▶ **STATED PROBLEM**
Each entry below should be echoed exactly, with pictures omitted.
= = = =
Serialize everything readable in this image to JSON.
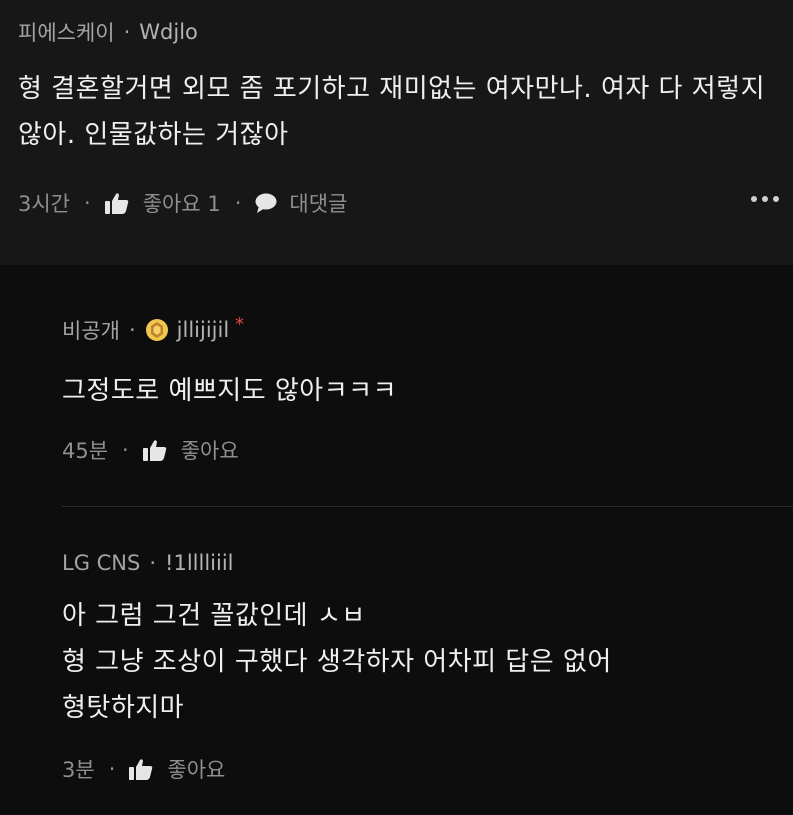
{
  "post": {
    "company": "피에스케이",
    "nickname": "Wdjlo",
    "body": "형 결혼할거면 외모 좀 포기하고 재미없는 여자만나. 여자 다 저렇지않아. 인물값하는 거잖아",
    "time": "3시간",
    "like_label": "좋아요 1",
    "reply_label": "대댓글",
    "more_icon": "more-dots-icon"
  },
  "replies": [
    {
      "company": "비공개",
      "nickname": "jllijijil",
      "star": "*",
      "body": "그정도로 예쁘지도 않아ㅋㅋㅋ",
      "time": "45분",
      "like_label": "좋아요",
      "badge_color": "#e8b23a"
    },
    {
      "company": "LG CNS",
      "nickname": "!1lllliiil",
      "body_lines": [
        "아 그럼 그건 꼴값인데 ㅅㅂ",
        "형 그냥 조상이 구했다 생각하자 어차피 답은 없어",
        "형탓하지마"
      ],
      "time": "3분",
      "like_label": "좋아요"
    }
  ],
  "separator": "·",
  "colors": {
    "background": "#0d0d0d",
    "post_background": "#171717",
    "text": "#ececec",
    "muted": "#8f8f8f"
  }
}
= = = =
▶ **THE SOLUTION**
Serialize everything readable in this image to JSON.
{
  "post": {
    "company": "피에스케이",
    "nickname": "Wdjlo",
    "body": "형 결혼할거면 외모 좀 포기하고 재미없는 여자만나. 여자 다 저렇지않아. 인물값하는 거잖아",
    "time": "3시간",
    "like_label": "좋아요 1",
    "reply_label": "대댓글",
    "more_icon": "more-dots-icon"
  },
  "replies": [
    {
      "company": "비공개",
      "nickname": "jllijijil",
      "star": "*",
      "body": "그정도로 예쁘지도 않아ㅋㅋㅋ",
      "time": "45분",
      "like_label": "좋아요",
      "badge_color": "#e8b23a"
    },
    {
      "company": "LG CNS",
      "nickname": "!1lllliiil",
      "body_lines": [
        "아 그럼 그건 꼴값인데 ㅅㅂ",
        "형 그냥 조상이 구했다 생각하자 어차피 답은 없어",
        "형탓하지마"
      ],
      "time": "3분",
      "like_label": "좋아요"
    }
  ],
  "separator": "·",
  "colors": {
    "background": "#0d0d0d",
    "post_background": "#171717",
    "text": "#ececec",
    "muted": "#8f8f8f"
  }
}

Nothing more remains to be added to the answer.